#### [Data records]

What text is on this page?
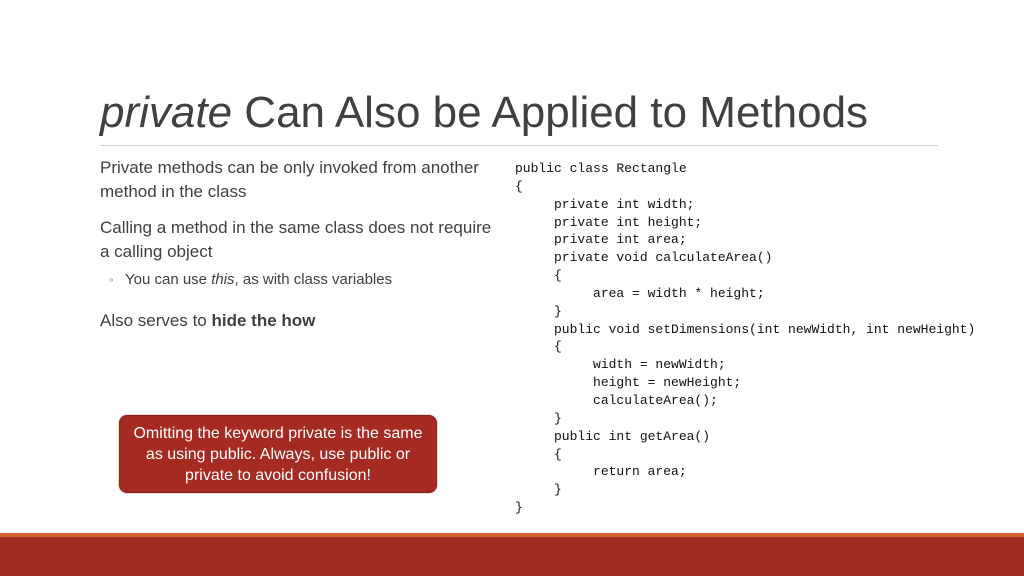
private Can Also be Applied to Methods

Private methods can be only invoked from another method in the class

Calling a method in the same class does not require a calling object

◦ You can use this, as with class variables

Also serves to hide the how

Omitting the keyword private is the same as using public. Always, use public or private to avoid confusion!
public class Rectangle
{
private int width;
private int height;
private int area;
private void calculateArea()
{
area = width * height;
}
public void setDimensions(int newWidth, int newHeight)
{
width = newWidth;
height = newHeight;
calculateArea();
}
public int getArea()
{
return area;
}
}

#### [What you need to do]
Gather every line from the listing above in which the word "Also" appears.

#### [Exercise result]
private Can Also be Applied to Methods
Also serves to hide the how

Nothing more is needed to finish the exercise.